Look through the data for the string "JSON". Copy every line where it is found.
■ ■ ■ ■ ■ ■ ■
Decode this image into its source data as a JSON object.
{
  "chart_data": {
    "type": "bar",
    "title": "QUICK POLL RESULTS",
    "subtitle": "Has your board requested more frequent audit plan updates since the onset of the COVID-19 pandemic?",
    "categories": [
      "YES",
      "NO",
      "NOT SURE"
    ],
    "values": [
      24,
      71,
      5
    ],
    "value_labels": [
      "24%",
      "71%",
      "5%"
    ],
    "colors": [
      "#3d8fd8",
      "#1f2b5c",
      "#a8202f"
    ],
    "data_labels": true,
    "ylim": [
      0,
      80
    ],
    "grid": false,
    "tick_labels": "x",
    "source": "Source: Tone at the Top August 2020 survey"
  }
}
■ ■ ■ ■ ■ ■ ■
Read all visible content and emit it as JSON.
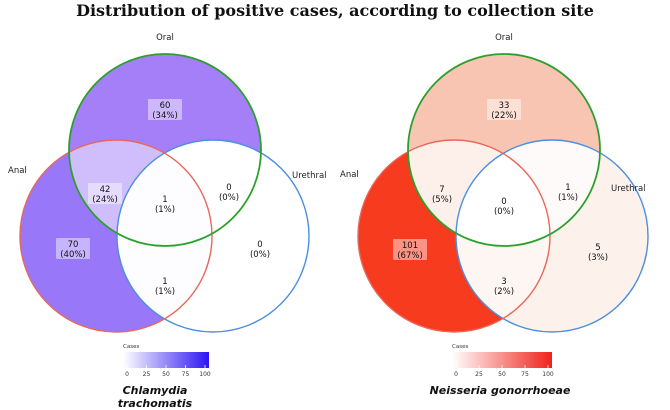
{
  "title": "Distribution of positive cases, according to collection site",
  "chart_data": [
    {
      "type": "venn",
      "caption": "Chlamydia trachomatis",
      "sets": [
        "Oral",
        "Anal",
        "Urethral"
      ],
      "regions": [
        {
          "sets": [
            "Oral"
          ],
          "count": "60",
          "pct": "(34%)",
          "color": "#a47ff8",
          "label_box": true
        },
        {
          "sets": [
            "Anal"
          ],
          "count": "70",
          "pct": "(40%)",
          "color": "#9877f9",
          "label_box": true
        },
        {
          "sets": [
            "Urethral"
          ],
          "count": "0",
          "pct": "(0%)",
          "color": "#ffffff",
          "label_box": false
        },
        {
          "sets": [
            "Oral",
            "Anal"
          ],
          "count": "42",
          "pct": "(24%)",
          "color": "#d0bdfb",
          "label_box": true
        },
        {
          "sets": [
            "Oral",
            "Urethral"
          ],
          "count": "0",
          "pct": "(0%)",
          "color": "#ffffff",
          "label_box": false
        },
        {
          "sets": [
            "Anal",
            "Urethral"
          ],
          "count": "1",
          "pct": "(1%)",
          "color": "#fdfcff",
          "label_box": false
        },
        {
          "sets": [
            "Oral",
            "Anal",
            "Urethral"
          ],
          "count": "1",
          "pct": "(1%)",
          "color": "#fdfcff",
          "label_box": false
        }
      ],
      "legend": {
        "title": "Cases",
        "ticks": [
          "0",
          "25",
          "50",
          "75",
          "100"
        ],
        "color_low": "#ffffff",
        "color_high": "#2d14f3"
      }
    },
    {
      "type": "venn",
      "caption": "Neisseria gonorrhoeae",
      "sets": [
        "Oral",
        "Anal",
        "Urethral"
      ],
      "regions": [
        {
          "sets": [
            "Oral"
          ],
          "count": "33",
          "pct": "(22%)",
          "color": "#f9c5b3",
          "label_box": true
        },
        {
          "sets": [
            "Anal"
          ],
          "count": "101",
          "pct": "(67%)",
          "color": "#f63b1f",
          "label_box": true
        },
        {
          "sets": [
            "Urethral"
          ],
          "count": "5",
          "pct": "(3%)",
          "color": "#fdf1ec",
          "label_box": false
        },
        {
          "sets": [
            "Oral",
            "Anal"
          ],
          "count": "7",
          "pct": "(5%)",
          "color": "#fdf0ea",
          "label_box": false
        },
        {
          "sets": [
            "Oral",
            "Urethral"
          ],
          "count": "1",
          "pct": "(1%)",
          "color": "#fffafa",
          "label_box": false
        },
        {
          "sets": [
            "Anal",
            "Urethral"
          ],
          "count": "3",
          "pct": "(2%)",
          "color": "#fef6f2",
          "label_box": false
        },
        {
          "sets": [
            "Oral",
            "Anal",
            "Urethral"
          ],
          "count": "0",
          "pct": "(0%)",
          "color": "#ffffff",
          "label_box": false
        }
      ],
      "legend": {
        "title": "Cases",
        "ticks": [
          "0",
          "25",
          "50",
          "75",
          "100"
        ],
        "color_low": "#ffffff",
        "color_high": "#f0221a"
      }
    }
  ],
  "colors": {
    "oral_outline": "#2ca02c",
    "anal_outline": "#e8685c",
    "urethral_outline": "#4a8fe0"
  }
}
■ ■ ■ ■ ■ ■ ■
#### Task output:
Decode this image into its source data as a JSON object.
Read all visible content and emit it as JSON.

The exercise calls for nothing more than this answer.